= Problem details =
For the material that follows, list every line containing the word "smile".

= Excerpted records =

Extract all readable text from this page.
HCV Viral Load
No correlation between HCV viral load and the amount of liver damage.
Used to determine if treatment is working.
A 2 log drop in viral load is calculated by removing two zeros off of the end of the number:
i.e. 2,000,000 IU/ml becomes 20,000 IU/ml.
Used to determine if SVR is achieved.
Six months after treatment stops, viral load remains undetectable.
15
...
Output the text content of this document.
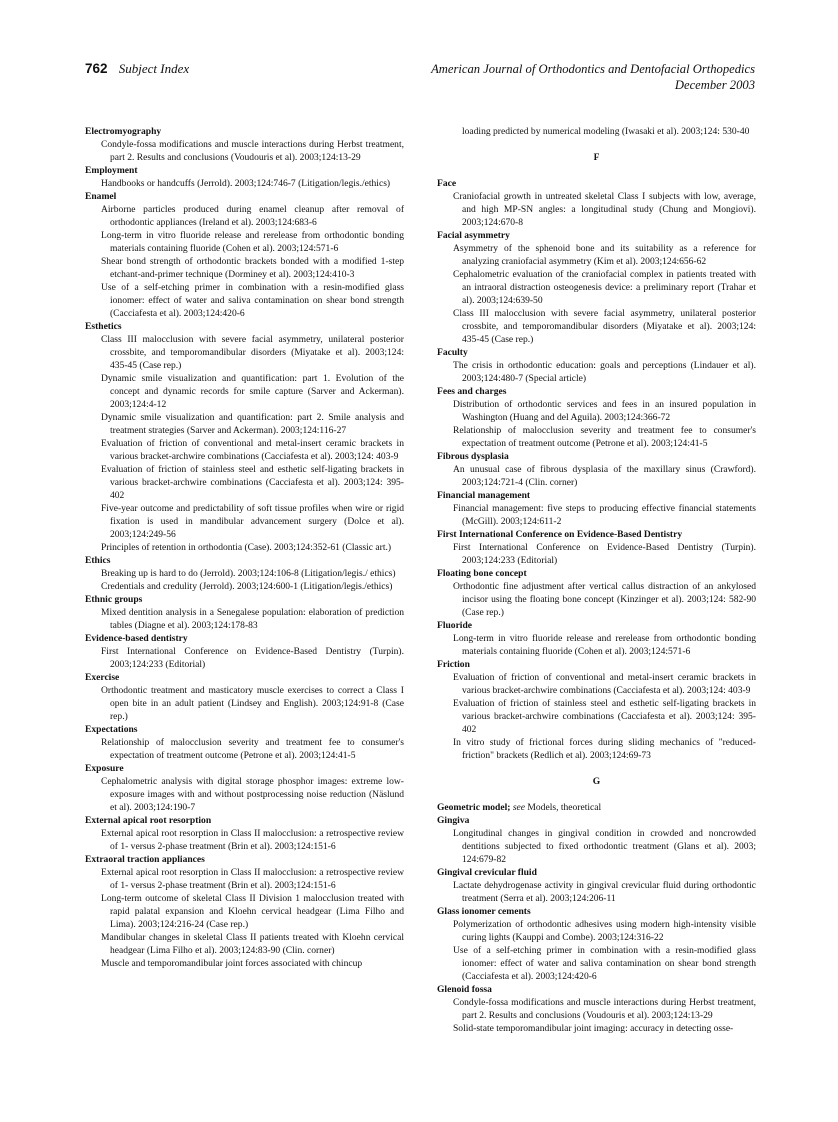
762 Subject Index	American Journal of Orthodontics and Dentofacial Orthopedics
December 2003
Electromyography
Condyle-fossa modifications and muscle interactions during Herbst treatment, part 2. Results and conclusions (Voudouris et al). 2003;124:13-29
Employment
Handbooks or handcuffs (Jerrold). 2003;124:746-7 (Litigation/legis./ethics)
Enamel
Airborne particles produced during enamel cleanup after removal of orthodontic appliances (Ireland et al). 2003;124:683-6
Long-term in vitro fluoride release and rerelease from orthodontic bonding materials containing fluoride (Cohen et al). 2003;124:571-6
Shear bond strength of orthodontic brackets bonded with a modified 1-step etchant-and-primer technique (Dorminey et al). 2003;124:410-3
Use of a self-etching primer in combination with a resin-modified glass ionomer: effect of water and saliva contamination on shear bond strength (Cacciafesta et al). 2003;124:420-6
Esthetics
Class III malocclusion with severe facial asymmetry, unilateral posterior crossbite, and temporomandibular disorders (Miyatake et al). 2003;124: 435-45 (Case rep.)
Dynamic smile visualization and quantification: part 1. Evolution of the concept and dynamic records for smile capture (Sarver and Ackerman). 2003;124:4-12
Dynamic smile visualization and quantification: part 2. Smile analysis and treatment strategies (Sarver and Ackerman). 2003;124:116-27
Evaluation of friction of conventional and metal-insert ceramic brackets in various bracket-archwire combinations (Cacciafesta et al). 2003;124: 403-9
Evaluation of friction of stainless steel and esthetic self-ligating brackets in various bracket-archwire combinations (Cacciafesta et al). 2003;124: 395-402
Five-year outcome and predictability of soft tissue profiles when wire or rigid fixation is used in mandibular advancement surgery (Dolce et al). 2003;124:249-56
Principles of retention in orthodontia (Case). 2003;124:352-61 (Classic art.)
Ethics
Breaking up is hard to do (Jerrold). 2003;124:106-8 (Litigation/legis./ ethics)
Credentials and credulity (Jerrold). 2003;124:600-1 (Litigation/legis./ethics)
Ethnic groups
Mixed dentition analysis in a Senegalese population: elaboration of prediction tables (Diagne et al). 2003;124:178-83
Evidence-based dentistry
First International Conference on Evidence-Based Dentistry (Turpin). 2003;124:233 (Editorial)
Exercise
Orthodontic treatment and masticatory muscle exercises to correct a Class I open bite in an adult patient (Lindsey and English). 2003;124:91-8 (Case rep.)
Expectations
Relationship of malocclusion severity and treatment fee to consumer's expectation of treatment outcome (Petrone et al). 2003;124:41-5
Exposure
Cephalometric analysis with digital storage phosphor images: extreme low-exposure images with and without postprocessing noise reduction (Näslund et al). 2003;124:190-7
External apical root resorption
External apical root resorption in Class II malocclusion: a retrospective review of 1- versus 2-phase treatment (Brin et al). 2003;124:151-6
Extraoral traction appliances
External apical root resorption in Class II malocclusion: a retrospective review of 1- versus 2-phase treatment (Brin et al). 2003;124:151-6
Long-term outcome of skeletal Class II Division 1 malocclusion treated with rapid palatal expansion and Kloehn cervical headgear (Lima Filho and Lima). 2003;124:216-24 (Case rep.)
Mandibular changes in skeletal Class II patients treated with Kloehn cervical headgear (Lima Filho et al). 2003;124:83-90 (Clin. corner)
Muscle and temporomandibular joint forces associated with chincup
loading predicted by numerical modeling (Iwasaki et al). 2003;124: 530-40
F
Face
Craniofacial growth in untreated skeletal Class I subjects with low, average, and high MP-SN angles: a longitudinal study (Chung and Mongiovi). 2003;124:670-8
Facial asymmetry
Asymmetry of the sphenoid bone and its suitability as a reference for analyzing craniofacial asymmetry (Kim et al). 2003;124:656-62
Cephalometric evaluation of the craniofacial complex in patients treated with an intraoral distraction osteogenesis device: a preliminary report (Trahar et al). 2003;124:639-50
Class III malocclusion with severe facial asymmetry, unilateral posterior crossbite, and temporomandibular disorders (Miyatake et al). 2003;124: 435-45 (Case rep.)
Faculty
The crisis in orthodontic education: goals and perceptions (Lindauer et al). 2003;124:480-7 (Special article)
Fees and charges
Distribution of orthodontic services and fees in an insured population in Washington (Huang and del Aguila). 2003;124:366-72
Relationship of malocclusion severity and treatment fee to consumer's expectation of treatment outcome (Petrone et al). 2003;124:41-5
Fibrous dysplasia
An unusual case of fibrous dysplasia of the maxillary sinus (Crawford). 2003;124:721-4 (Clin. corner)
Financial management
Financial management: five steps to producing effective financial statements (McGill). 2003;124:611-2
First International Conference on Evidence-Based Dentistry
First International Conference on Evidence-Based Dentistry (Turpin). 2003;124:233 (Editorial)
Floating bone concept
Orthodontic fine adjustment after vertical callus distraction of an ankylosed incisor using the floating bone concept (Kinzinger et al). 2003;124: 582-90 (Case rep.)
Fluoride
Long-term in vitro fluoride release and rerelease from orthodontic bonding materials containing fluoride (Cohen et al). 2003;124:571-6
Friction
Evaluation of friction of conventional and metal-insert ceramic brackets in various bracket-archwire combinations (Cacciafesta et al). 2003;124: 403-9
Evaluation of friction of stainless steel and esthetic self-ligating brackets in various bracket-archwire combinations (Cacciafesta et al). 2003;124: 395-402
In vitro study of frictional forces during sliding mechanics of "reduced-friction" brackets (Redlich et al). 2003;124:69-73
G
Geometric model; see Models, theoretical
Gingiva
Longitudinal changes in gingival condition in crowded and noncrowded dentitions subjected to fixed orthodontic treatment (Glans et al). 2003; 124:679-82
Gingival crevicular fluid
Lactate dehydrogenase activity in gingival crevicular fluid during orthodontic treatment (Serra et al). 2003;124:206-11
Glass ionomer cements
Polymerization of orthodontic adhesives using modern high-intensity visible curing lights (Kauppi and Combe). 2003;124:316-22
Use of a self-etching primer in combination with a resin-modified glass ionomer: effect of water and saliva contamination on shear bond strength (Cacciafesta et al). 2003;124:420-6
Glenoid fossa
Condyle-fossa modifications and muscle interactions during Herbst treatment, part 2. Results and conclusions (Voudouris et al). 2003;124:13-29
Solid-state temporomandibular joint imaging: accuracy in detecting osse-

= Response box =
Dynamic smile visualization and quantification: part 1. Evolution of the concept and dynamic records for smile capture (Sarver and Ackerman). 2003;124:4-12
Dynamic smile visualization and quantification: part 2. Smile analysis and treatment strategies (Sarver and Ackerman). 2003;124:116-27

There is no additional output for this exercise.